What to work on: Copy every line that holds "JSON".

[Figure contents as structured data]
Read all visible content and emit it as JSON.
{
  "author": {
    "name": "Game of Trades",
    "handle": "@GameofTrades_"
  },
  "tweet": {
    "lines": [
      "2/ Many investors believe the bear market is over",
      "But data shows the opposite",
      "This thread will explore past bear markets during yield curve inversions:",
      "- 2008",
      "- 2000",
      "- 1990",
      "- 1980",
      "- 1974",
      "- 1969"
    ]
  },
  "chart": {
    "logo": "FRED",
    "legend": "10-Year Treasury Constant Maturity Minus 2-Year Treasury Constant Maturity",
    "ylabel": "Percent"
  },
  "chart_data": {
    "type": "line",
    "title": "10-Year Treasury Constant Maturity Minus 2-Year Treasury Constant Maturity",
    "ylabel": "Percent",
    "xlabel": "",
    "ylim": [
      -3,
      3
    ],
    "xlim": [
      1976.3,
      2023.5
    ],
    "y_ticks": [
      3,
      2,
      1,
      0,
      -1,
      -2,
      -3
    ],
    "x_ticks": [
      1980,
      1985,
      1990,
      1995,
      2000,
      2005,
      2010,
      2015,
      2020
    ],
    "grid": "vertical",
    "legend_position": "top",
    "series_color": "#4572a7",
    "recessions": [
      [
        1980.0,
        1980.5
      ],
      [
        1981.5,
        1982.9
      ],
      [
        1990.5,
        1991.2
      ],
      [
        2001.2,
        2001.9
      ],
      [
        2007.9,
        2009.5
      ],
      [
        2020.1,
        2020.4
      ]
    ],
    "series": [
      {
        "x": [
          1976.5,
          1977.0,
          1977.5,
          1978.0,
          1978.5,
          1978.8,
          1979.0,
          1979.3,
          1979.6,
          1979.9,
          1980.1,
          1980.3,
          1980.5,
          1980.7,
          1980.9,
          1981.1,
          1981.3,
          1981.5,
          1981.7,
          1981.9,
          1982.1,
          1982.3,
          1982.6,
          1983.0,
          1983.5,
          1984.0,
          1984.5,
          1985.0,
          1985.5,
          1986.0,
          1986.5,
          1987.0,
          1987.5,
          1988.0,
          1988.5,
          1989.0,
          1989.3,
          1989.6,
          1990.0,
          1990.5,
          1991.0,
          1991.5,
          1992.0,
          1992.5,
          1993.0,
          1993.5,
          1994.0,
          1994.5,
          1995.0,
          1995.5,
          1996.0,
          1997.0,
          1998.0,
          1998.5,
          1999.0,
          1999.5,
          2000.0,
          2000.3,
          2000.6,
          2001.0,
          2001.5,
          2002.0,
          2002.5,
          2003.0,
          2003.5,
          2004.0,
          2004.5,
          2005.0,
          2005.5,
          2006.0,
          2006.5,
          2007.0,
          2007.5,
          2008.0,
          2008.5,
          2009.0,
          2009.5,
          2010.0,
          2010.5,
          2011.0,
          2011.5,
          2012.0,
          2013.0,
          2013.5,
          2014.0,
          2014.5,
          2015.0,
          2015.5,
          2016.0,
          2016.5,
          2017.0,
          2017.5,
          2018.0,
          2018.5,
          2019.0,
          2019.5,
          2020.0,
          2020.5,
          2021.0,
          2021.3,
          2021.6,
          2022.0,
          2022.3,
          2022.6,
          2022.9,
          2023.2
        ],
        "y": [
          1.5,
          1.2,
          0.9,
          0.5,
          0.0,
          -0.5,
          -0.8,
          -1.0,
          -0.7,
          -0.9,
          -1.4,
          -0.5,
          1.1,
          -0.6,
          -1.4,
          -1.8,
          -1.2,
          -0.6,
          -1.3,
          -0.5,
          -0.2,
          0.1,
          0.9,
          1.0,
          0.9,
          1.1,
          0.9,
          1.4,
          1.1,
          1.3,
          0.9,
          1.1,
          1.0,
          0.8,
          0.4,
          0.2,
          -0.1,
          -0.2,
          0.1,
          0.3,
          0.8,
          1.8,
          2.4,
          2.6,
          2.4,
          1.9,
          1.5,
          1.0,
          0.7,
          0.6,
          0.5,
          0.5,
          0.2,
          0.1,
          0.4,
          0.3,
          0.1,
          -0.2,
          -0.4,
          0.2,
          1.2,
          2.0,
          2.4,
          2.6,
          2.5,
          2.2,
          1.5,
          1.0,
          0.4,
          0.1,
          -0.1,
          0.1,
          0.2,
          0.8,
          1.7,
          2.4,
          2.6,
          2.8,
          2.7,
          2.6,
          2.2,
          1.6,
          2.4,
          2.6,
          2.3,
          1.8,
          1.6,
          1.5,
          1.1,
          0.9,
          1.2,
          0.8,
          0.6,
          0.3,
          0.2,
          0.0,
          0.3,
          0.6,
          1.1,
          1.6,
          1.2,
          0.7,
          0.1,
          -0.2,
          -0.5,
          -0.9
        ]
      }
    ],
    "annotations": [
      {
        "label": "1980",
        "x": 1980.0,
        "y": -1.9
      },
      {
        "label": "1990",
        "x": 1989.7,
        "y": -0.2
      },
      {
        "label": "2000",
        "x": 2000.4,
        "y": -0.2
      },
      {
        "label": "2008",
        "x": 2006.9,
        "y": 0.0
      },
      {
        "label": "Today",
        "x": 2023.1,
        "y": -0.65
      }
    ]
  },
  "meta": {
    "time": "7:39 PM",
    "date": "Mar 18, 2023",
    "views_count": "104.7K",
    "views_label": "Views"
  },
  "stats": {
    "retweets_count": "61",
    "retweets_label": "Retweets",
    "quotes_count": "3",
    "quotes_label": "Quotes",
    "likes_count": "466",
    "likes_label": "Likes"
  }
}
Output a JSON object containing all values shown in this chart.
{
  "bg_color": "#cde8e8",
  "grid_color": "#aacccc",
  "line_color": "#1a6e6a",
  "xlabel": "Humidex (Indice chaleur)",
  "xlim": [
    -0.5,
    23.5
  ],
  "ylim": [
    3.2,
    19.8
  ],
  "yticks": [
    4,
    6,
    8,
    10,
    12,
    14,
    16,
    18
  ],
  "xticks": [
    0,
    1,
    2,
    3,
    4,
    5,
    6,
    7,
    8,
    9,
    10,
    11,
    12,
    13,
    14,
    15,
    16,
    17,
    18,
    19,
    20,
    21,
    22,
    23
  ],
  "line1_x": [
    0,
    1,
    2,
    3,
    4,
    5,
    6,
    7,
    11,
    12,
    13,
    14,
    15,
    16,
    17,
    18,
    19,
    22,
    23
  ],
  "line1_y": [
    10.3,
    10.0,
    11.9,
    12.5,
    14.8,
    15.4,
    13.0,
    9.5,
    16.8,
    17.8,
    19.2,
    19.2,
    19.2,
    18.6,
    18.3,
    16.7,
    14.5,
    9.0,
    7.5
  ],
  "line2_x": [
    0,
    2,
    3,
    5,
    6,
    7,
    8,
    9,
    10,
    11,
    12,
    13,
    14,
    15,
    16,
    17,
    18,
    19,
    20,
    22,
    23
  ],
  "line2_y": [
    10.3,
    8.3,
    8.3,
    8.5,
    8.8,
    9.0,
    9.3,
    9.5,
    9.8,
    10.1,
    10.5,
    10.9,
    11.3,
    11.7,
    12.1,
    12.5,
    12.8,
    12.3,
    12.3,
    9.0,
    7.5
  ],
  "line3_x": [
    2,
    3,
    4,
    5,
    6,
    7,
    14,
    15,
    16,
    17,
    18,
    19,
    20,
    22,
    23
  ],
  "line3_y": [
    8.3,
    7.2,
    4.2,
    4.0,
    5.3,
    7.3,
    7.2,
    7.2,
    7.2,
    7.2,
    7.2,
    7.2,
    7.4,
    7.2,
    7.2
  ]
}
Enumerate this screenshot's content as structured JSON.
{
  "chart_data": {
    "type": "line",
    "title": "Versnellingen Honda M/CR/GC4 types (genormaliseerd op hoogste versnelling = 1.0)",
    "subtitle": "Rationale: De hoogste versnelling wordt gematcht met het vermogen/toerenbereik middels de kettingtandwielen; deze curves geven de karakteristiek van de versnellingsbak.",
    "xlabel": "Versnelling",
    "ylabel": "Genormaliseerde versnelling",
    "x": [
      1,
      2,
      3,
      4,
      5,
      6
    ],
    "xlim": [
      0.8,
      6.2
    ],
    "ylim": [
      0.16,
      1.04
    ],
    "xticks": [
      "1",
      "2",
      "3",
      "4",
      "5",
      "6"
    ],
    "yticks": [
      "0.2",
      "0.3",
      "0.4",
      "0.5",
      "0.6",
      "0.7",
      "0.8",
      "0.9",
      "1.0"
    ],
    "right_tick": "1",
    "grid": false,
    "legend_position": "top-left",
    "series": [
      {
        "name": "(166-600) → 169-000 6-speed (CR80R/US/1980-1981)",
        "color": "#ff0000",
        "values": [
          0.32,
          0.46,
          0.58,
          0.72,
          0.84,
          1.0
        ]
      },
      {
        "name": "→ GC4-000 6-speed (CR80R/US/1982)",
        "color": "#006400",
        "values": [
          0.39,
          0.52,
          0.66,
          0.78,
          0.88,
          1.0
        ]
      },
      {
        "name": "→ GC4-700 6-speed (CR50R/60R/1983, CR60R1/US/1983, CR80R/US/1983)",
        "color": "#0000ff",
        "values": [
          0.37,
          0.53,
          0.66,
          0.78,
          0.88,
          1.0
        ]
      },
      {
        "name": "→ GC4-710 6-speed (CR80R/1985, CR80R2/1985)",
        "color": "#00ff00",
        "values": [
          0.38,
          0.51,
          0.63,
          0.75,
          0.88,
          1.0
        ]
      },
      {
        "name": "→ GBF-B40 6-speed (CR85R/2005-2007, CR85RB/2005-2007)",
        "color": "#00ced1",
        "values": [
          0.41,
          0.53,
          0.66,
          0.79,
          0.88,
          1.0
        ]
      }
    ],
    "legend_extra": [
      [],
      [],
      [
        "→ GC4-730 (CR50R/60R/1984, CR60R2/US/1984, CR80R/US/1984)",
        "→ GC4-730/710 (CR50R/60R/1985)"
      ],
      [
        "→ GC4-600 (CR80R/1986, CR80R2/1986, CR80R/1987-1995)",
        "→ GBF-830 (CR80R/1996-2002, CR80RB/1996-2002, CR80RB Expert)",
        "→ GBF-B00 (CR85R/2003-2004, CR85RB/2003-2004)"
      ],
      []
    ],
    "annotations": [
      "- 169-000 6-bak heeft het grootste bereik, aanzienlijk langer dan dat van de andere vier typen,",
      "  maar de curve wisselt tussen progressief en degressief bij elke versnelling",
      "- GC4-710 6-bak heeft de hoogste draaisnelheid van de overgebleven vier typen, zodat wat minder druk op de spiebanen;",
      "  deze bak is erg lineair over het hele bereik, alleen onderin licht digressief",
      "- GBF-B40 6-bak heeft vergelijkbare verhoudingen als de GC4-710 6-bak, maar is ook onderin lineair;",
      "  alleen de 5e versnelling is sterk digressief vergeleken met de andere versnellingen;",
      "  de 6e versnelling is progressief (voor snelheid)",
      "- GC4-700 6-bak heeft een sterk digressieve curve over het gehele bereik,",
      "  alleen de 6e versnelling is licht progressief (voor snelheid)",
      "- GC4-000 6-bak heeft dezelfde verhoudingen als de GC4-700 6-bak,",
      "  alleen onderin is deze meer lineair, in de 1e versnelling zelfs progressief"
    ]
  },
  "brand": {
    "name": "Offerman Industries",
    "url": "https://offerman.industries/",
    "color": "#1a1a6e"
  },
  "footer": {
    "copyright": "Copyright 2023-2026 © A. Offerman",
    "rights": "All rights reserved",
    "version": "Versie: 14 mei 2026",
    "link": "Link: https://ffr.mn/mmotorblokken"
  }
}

Expected output:
Read all visible content and emit it as JSON.
Output a JSON object containing all values shown in this chart.
Enumerate this screenshot's content as structured JSON.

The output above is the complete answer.